_TASK OBJECTIVE:_ Give the count of lines holding the string "triangle" and nothing else.
-- Start --
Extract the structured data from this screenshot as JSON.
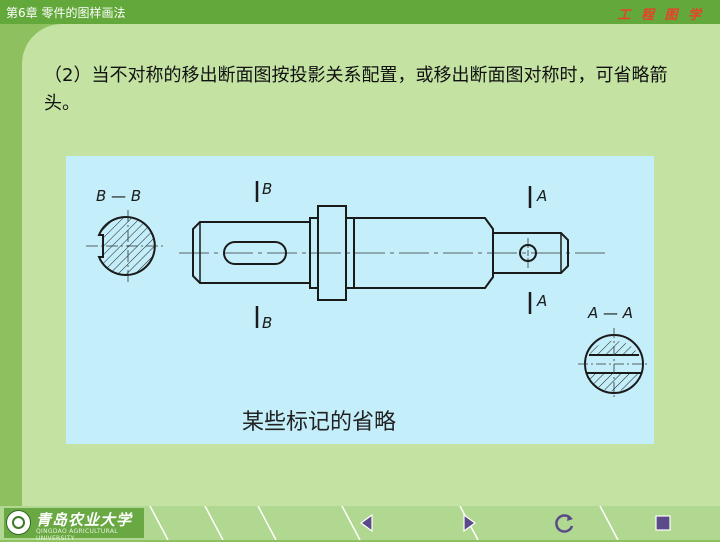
{
  "header": {
    "chapter_title": "第6章  零件的图样画法",
    "course_title": "工 程 图 学"
  },
  "content": {
    "paragraph": "（2）当不对称的移出断面图按投影关系配置，或移出断面图对称时，可省略箭头。"
  },
  "figure": {
    "section_label_bb": "B — B",
    "section_label_aa": "A — A",
    "cut_label_b_top": "B",
    "cut_label_b_bottom": "B",
    "cut_label_a_top": "A",
    "cut_label_a_bottom": "A",
    "caption": "某些标记的省略"
  },
  "footer": {
    "logo_name": "青岛农业大学",
    "logo_sub": "QINGDAO AGRICULTURAL UNIVERSITY",
    "nav": [
      {
        "name": "previous",
        "icon": "triangle-left-icon"
      },
      {
        "name": "next",
        "icon": "triangle-right-icon"
      },
      {
        "name": "return",
        "icon": "circular-arrow-icon"
      },
      {
        "name": "stop",
        "icon": "square-stop-icon"
      }
    ]
  },
  "colors": {
    "background_green": "#8fc060",
    "panel_green": "#c4e3a3",
    "figure_bg": "#c4eefa",
    "title_red": "#e8402a"
  }
}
-- End --
_RESPONSE FOR THIS EXERCISE:_ 2